TASK STATEMENT:
Without the pictures, set down every line of the data exactly.

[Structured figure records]
----

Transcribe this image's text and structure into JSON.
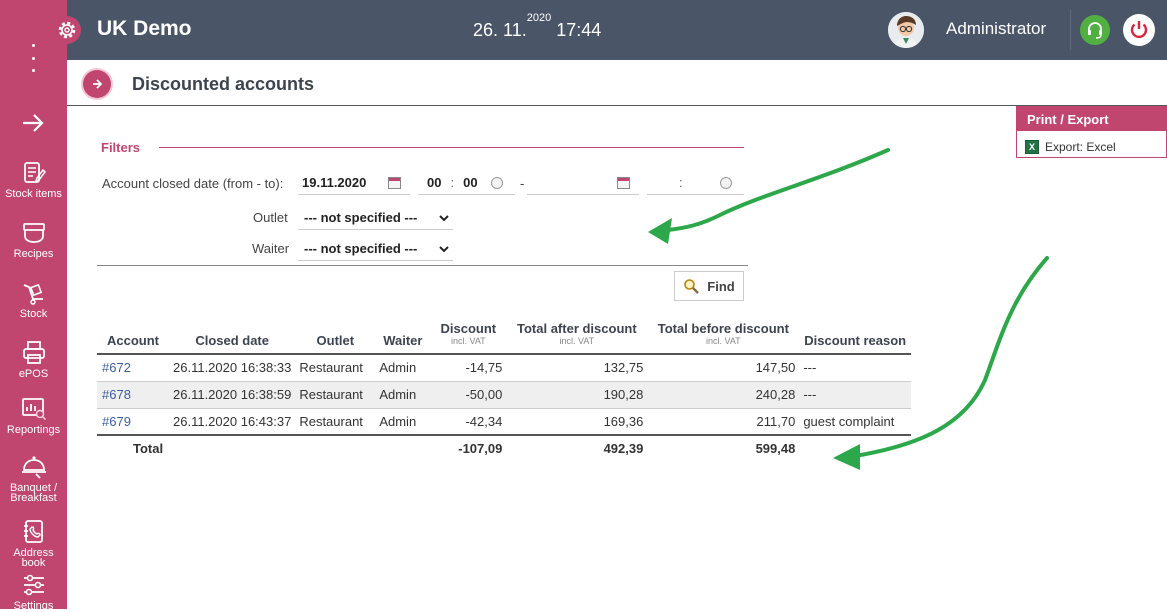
{
  "app": {
    "title": "UK Demo"
  },
  "clock": {
    "date": "26. 11.",
    "year": "2020",
    "time": "17:44"
  },
  "user": {
    "name": "Administrator"
  },
  "sidebar": {
    "items": [
      {
        "label": "Stock items",
        "icon": "stock-items-icon"
      },
      {
        "label": "Recipes",
        "icon": "recipes-icon"
      },
      {
        "label": "Stock",
        "icon": "stock-icon"
      },
      {
        "label": "ePOS",
        "icon": "epos-icon"
      },
      {
        "label": "Reportings",
        "icon": "reportings-icon"
      },
      {
        "label": "Banquet / Breakfast",
        "icon": "banquet-icon"
      },
      {
        "label": "Address book",
        "icon": "address-book-icon"
      },
      {
        "label": "Settings",
        "icon": "settings-icon"
      }
    ]
  },
  "page": {
    "title": "Discounted accounts"
  },
  "print_export": {
    "title": "Print / Export",
    "items": [
      {
        "label": "Export: Excel"
      }
    ]
  },
  "filters": {
    "title": "Filters",
    "date_label": "Account closed date (from - to):",
    "date_from": "19.11.2020",
    "time_from_h": "00",
    "time_from_m": "00",
    "range_sep": "-",
    "time_sep": ":",
    "outlet_label": "Outlet",
    "outlet_value": "--- not specified ---",
    "waiter_label": "Waiter",
    "waiter_value": "--- not specified ---",
    "find_label": "Find"
  },
  "table": {
    "headers": {
      "account": "Account",
      "closed_date": "Closed date",
      "outlet": "Outlet",
      "waiter": "Waiter",
      "discount": "Discount",
      "discount_sub": "incl. VAT",
      "after": "Total after discount",
      "after_sub": "incl. VAT",
      "before": "Total before discount",
      "before_sub": "incl. VAT",
      "reason": "Discount reason"
    },
    "rows": [
      {
        "account": "#672",
        "date": "26.11.2020 16:38:33",
        "outlet": "Restaurant",
        "waiter": "Admin",
        "discount": "-14,75",
        "after": "132,75",
        "before": "147,50",
        "reason": "---"
      },
      {
        "account": "#678",
        "date": "26.11.2020 16:38:59",
        "outlet": "Restaurant",
        "waiter": "Admin",
        "discount": "-50,00",
        "after": "190,28",
        "before": "240,28",
        "reason": "---"
      },
      {
        "account": "#679",
        "date": "26.11.2020 16:43:37",
        "outlet": "Restaurant",
        "waiter": "Admin",
        "discount": "-42,34",
        "after": "169,36",
        "before": "211,70",
        "reason": "guest complaint"
      }
    ],
    "total": {
      "label": "Total",
      "discount": "-107,09",
      "after": "492,39",
      "before": "599,48"
    }
  },
  "colors": {
    "brand": "#c0466f",
    "topbar": "#4a5568",
    "annotation": "#2ca84a"
  }
}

----

ANSWER TO THIS TASK:
Transcribe this image's text and structure into JSON.
{
  "app": {
    "title": "UK Demo"
  },
  "clock": {
    "date": "26. 11.",
    "year": "2020",
    "time": "17:44"
  },
  "user": {
    "name": "Administrator"
  },
  "sidebar": {
    "items": [
      {
        "label": "Stock items",
        "icon": "stock-items-icon"
      },
      {
        "label": "Recipes",
        "icon": "recipes-icon"
      },
      {
        "label": "Stock",
        "icon": "stock-icon"
      },
      {
        "label": "ePOS",
        "icon": "epos-icon"
      },
      {
        "label": "Reportings",
        "icon": "reportings-icon"
      },
      {
        "label": "Banquet / Breakfast",
        "icon": "banquet-icon"
      },
      {
        "label": "Address book",
        "icon": "address-book-icon"
      },
      {
        "label": "Settings",
        "icon": "settings-icon"
      }
    ]
  },
  "page": {
    "title": "Discounted accounts"
  },
  "print_export": {
    "title": "Print / Export",
    "items": [
      {
        "label": "Export: Excel"
      }
    ]
  },
  "filters": {
    "title": "Filters",
    "date_label": "Account closed date (from - to):",
    "date_from": "19.11.2020",
    "time_from_h": "00",
    "time_from_m": "00",
    "range_sep": "-",
    "time_sep": ":",
    "outlet_label": "Outlet",
    "outlet_value": "--- not specified ---",
    "waiter_label": "Waiter",
    "waiter_value": "--- not specified ---",
    "find_label": "Find"
  },
  "table": {
    "headers": {
      "account": "Account",
      "closed_date": "Closed date",
      "outlet": "Outlet",
      "waiter": "Waiter",
      "discount": "Discount",
      "discount_sub": "incl. VAT",
      "after": "Total after discount",
      "after_sub": "incl. VAT",
      "before": "Total before discount",
      "before_sub": "incl. VAT",
      "reason": "Discount reason"
    },
    "rows": [
      {
        "account": "#672",
        "date": "26.11.2020 16:38:33",
        "outlet": "Restaurant",
        "waiter": "Admin",
        "discount": "-14,75",
        "after": "132,75",
        "before": "147,50",
        "reason": "---"
      },
      {
        "account": "#678",
        "date": "26.11.2020 16:38:59",
        "outlet": "Restaurant",
        "waiter": "Admin",
        "discount": "-50,00",
        "after": "190,28",
        "before": "240,28",
        "reason": "---"
      },
      {
        "account": "#679",
        "date": "26.11.2020 16:43:37",
        "outlet": "Restaurant",
        "waiter": "Admin",
        "discount": "-42,34",
        "after": "169,36",
        "before": "211,70",
        "reason": "guest complaint"
      }
    ],
    "total": {
      "label": "Total",
      "discount": "-107,09",
      "after": "492,39",
      "before": "599,48"
    }
  },
  "colors": {
    "brand": "#c0466f",
    "topbar": "#4a5568",
    "annotation": "#2ca84a"
  }
}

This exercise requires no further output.